▶ _What you should do_: Provide the data again in its entirety, exactly as given.
*** Data rows
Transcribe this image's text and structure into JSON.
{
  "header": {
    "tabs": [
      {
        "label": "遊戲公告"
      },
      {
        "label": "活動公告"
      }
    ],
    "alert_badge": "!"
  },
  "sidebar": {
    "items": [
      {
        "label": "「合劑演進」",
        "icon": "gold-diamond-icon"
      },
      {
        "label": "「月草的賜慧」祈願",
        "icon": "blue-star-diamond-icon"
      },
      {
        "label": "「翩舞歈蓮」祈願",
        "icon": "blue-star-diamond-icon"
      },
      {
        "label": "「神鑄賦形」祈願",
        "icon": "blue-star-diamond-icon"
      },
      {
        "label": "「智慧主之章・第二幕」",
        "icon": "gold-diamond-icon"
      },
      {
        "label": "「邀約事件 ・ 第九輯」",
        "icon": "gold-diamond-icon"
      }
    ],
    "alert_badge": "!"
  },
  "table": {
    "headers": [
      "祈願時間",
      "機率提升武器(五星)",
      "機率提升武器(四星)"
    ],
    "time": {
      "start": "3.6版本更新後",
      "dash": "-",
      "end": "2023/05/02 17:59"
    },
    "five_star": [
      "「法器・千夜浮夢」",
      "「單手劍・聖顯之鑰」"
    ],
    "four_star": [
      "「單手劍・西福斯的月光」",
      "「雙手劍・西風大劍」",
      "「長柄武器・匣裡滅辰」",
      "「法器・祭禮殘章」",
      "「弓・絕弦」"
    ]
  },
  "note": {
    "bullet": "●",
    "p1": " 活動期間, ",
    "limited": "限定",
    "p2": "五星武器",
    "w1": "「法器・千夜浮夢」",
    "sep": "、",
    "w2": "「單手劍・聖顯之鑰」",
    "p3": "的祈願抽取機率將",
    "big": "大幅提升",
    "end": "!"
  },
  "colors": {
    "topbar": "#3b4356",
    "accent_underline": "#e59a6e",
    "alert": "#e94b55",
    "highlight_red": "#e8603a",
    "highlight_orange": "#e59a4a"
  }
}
******
▶ _Task solution_:
Transcribe this image's text and structure into JSON.
{
  "header": {
    "tabs": [
      {
        "label": "遊戲公告"
      },
      {
        "label": "活動公告"
      }
    ],
    "alert_badge": "!"
  },
  "sidebar": {
    "items": [
      {
        "label": "「合劑演進」",
        "icon": "gold-diamond-icon"
      },
      {
        "label": "「月草的賜慧」祈願",
        "icon": "blue-star-diamond-icon"
      },
      {
        "label": "「翩舞歈蓮」祈願",
        "icon": "blue-star-diamond-icon"
      },
      {
        "label": "「神鑄賦形」祈願",
        "icon": "blue-star-diamond-icon"
      },
      {
        "label": "「智慧主之章・第二幕」",
        "icon": "gold-diamond-icon"
      },
      {
        "label": "「邀約事件 ・ 第九輯」",
        "icon": "gold-diamond-icon"
      }
    ],
    "alert_badge": "!"
  },
  "table": {
    "headers": [
      "祈願時間",
      "機率提升武器(五星)",
      "機率提升武器(四星)"
    ],
    "time": {
      "start": "3.6版本更新後",
      "dash": "-",
      "end": "2023/05/02 17:59"
    },
    "five_star": [
      "「法器・千夜浮夢」",
      "「單手劍・聖顯之鑰」"
    ],
    "four_star": [
      "「單手劍・西福斯的月光」",
      "「雙手劍・西風大劍」",
      "「長柄武器・匣裡滅辰」",
      "「法器・祭禮殘章」",
      "「弓・絕弦」"
    ]
  },
  "note": {
    "bullet": "●",
    "p1": " 活動期間, ",
    "limited": "限定",
    "p2": "五星武器",
    "w1": "「法器・千夜浮夢」",
    "sep": "、",
    "w2": "「單手劍・聖顯之鑰」",
    "p3": "的祈願抽取機率將",
    "big": "大幅提升",
    "end": "!"
  },
  "colors": {
    "topbar": "#3b4356",
    "accent_underline": "#e59a6e",
    "alert": "#e94b55",
    "highlight_red": "#e8603a",
    "highlight_orange": "#e59a4a"
  }
}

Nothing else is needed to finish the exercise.